> REQUEST: Will you give the material below again, every line exactly as it is?
####
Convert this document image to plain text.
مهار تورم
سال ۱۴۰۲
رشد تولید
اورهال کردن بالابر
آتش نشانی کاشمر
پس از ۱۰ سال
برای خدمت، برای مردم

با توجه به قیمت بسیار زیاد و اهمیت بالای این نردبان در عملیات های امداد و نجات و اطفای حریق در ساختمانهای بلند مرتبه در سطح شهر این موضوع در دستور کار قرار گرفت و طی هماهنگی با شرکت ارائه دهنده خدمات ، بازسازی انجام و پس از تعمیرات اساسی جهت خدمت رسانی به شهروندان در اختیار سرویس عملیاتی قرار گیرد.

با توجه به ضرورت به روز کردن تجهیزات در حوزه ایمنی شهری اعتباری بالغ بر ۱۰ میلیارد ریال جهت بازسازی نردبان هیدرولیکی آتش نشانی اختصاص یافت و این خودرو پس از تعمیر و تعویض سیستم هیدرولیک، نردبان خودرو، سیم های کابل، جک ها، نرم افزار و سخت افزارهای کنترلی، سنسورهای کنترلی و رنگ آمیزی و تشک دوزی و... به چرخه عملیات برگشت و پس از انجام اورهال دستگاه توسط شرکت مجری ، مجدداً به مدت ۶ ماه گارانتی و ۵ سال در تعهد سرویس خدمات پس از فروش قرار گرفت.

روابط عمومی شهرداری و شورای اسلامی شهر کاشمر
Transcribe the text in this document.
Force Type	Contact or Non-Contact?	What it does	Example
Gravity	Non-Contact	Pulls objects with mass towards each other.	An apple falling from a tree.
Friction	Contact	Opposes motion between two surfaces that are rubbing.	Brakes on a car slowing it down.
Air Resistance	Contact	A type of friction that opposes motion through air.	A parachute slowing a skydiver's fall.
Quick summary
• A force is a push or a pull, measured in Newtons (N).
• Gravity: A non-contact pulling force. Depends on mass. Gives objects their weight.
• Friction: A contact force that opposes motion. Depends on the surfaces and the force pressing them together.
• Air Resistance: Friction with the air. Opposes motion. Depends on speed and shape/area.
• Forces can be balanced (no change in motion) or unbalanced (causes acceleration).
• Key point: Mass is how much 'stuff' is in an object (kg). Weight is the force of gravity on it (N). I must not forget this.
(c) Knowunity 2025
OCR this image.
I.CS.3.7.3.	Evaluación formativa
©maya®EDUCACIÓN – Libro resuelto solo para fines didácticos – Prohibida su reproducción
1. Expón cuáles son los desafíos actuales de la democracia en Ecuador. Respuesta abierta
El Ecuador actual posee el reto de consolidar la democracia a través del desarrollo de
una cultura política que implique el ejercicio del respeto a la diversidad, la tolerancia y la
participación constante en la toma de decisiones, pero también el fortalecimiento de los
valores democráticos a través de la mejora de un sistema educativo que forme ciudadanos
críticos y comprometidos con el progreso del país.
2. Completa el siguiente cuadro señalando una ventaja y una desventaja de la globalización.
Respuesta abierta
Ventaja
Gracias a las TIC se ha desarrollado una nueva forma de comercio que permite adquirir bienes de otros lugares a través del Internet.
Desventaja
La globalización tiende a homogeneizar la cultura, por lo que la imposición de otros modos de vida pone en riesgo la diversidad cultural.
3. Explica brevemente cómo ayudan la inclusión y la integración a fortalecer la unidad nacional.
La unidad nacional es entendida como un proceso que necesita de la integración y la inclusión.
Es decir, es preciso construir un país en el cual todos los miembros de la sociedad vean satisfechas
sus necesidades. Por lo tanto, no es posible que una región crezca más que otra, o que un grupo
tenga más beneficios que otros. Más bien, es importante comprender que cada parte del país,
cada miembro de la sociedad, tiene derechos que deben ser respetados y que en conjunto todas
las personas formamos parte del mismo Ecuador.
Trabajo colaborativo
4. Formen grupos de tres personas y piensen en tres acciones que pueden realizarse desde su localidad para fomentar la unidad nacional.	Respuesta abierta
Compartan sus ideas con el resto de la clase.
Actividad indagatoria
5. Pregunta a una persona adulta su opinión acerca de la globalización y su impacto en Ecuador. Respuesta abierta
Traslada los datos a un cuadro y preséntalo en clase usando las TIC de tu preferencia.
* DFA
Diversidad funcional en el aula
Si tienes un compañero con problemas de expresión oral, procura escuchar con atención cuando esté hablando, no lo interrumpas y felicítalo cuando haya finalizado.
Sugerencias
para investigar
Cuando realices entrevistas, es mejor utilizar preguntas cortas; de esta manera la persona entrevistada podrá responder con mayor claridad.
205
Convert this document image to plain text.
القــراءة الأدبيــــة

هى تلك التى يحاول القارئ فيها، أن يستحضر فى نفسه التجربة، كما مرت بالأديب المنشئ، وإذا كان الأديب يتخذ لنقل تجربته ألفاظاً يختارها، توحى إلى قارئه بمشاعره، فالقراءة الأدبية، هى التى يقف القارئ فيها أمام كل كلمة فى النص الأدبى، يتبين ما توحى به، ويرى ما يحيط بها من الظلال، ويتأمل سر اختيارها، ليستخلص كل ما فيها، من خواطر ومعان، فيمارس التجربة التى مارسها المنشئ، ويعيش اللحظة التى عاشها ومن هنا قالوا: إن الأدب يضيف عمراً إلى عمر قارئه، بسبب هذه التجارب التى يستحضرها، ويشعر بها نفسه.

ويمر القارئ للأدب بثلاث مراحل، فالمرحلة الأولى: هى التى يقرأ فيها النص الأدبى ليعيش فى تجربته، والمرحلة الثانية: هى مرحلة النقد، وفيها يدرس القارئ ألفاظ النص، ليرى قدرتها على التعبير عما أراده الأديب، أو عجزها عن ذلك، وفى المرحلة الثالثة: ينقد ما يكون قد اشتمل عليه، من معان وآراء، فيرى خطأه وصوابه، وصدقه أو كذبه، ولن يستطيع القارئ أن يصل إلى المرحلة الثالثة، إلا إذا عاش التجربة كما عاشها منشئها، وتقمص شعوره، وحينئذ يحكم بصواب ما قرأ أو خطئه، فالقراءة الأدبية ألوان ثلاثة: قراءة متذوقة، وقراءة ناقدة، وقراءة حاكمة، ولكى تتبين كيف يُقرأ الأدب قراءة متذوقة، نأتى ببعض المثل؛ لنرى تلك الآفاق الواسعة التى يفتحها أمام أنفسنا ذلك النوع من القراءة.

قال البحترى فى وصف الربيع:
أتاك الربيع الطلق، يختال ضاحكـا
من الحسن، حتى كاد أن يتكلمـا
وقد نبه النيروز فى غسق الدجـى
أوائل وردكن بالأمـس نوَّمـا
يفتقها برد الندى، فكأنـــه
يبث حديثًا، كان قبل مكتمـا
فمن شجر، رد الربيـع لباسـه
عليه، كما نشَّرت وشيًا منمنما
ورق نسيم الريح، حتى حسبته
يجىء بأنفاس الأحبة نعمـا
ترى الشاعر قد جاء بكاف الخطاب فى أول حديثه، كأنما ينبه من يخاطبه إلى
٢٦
####
> WRITTEN RESPONSE:
Convert this document image to plain text.
مهار تورم
سال ۱۴۰۲
رشد تولید
اورهال کردن بالابر
آتش نشانی کاشمر
پس از ۱۰ سال
برای خدمت، برای مردم

با توجه به قیمت بسیار زیاد و اهمیت بالای این نردبان در عملیات های امداد و نجات و اطفای حریق در ساختمانهای بلند مرتبه در سطح شهر این موضوع در دستور کار قرار گرفت و طی هماهنگی با شرکت ارائه دهنده خدمات ، بازسازی انجام و پس از تعمیرات اساسی جهت خدمت رسانی به شهروندان در اختیار سرویس عملیاتی قرار گیرد.

با توجه به ضرورت به روز کردن تجهیزات در حوزه ایمنی شهری اعتباری بالغ بر ۱۰ میلیارد ریال جهت بازسازی نردبان هیدرولیکی آتش نشانی اختصاص یافت و این خودرو پس از تعمیر و تعویض سیستم هیدرولیک، نردبان خودرو، سیم های کابل، جک ها، نرم افزار و سخت افزارهای کنترلی، سنسورهای کنترلی و رنگ آمیزی و تشک دوزی و... به چرخه عملیات برگشت و پس از انجام اورهال دستگاه توسط شرکت مجری ، مجدداً به مدت ۶ ماه گارانتی و ۵ سال در تعهد سرویس خدمات پس از فروش قرار گرفت.

روابط عمومی شهرداری و شورای اسلامی شهر کاشمر
Transcribe the text in this document.
Force Type	Contact or Non-Contact?	What it does	Example
Gravity	Non-Contact	Pulls objects with mass towards each other.	An apple falling from a tree.
Friction	Contact	Opposes motion between two surfaces that are rubbing.	Brakes on a car slowing it down.
Air Resistance	Contact	A type of friction that opposes motion through air.	A parachute slowing a skydiver's fall.
Quick summary
• A force is a push or a pull, measured in Newtons (N).
• Gravity: A non-contact pulling force. Depends on mass. Gives objects their weight.
• Friction: A contact force that opposes motion. Depends on the surfaces and the force pressing them together.
• Air Resistance: Friction with the air. Opposes motion. Depends on speed and shape/area.
• Forces can be balanced (no change in motion) or unbalanced (causes acceleration).
• Key point: Mass is how much 'stuff' is in an object (kg). Weight is the force of gravity on it (N). I must not forget this.
(c) Knowunity 2025
OCR this image.
I.CS.3.7.3.	Evaluación formativa
©maya®EDUCACIÓN – Libro resuelto solo para fines didácticos – Prohibida su reproducción
1. Expón cuáles son los desafíos actuales de la democracia en Ecuador. Respuesta abierta
El Ecuador actual posee el reto de consolidar la democracia a través del desarrollo de
una cultura política que implique el ejercicio del respeto a la diversidad, la tolerancia y la
participación constante en la toma de decisiones, pero también el fortalecimiento de los
valores democráticos a través de la mejora de un sistema educativo que forme ciudadanos
críticos y comprometidos con el progreso del país.
2. Completa el siguiente cuadro señalando una ventaja y una desventaja de la globalización.
Respuesta abierta
Ventaja
Gracias a las TIC se ha desarrollado una nueva forma de comercio que permite adquirir bienes de otros lugares a través del Internet.
Desventaja
La globalización tiende a homogeneizar la cultura, por lo que la imposición de otros modos de vida pone en riesgo la diversidad cultural.
3. Explica brevemente cómo ayudan la inclusión y la integración a fortalecer la unidad nacional.
La unidad nacional es entendida como un proceso que necesita de la integración y la inclusión.
Es decir, es preciso construir un país en el cual todos los miembros de la sociedad vean satisfechas
sus necesidades. Por lo tanto, no es posible que una región crezca más que otra, o que un grupo
tenga más beneficios que otros. Más bien, es importante comprender que cada parte del país,
cada miembro de la sociedad, tiene derechos que deben ser respetados y que en conjunto todas
las personas formamos parte del mismo Ecuador.
Trabajo colaborativo
4. Formen grupos de tres personas y piensen en tres acciones que pueden realizarse desde su localidad para fomentar la unidad nacional.	Respuesta abierta
Compartan sus ideas con el resto de la clase.
Actividad indagatoria
5. Pregunta a una persona adulta su opinión acerca de la globalización y su impacto en Ecuador. Respuesta abierta
Traslada los datos a un cuadro y preséntalo en clase usando las TIC de tu preferencia.
* DFA
Diversidad funcional en el aula
Si tienes un compañero con problemas de expresión oral, procura escuchar con atención cuando esté hablando, no lo interrumpas y felicítalo cuando haya finalizado.
Sugerencias
para investigar
Cuando realices entrevistas, es mejor utilizar preguntas cortas; de esta manera la persona entrevistada podrá responder con mayor claridad.
205
Convert this document image to plain text.
القــراءة الأدبيــــة

هى تلك التى يحاول القارئ فيها، أن يستحضر فى نفسه التجربة، كما مرت بالأديب المنشئ، وإذا كان الأديب يتخذ لنقل تجربته ألفاظاً يختارها، توحى إلى قارئه بمشاعره، فالقراءة الأدبية، هى التى يقف القارئ فيها أمام كل كلمة فى النص الأدبى، يتبين ما توحى به، ويرى ما يحيط بها من الظلال، ويتأمل سر اختيارها، ليستخلص كل ما فيها، من خواطر ومعان، فيمارس التجربة التى مارسها المنشئ، ويعيش اللحظة التى عاشها ومن هنا قالوا: إن الأدب يضيف عمراً إلى عمر قارئه، بسبب هذه التجارب التى يستحضرها، ويشعر بها نفسه.

ويمر القارئ للأدب بثلاث مراحل، فالمرحلة الأولى: هى التى يقرأ فيها النص الأدبى ليعيش فى تجربته، والمرحلة الثانية: هى مرحلة النقد، وفيها يدرس القارئ ألفاظ النص، ليرى قدرتها على التعبير عما أراده الأديب، أو عجزها عن ذلك، وفى المرحلة الثالثة: ينقد ما يكون قد اشتمل عليه، من معان وآراء، فيرى خطأه وصوابه، وصدقه أو كذبه، ولن يستطيع القارئ أن يصل إلى المرحلة الثالثة، إلا إذا عاش التجربة كما عاشها منشئها، وتقمص شعوره، وحينئذ يحكم بصواب ما قرأ أو خطئه، فالقراءة الأدبية ألوان ثلاثة: قراءة متذوقة، وقراءة ناقدة، وقراءة حاكمة، ولكى تتبين كيف يُقرأ الأدب قراءة متذوقة، نأتى ببعض المثل؛ لنرى تلك الآفاق الواسعة التى يفتحها أمام أنفسنا ذلك النوع من القراءة.

قال البحترى فى وصف الربيع:
أتاك الربيع الطلق، يختال ضاحكـا
من الحسن، حتى كاد أن يتكلمـا
وقد نبه النيروز فى غسق الدجـى
أوائل وردكن بالأمـس نوَّمـا
يفتقها برد الندى، فكأنـــه
يبث حديثًا، كان قبل مكتمـا
فمن شجر، رد الربيـع لباسـه
عليه، كما نشَّرت وشيًا منمنما
ورق نسيم الريح، حتى حسبته
يجىء بأنفاس الأحبة نعمـا
ترى الشاعر قد جاء بكاف الخطاب فى أول حديثه، كأنما ينبه من يخاطبه إلى
٢٦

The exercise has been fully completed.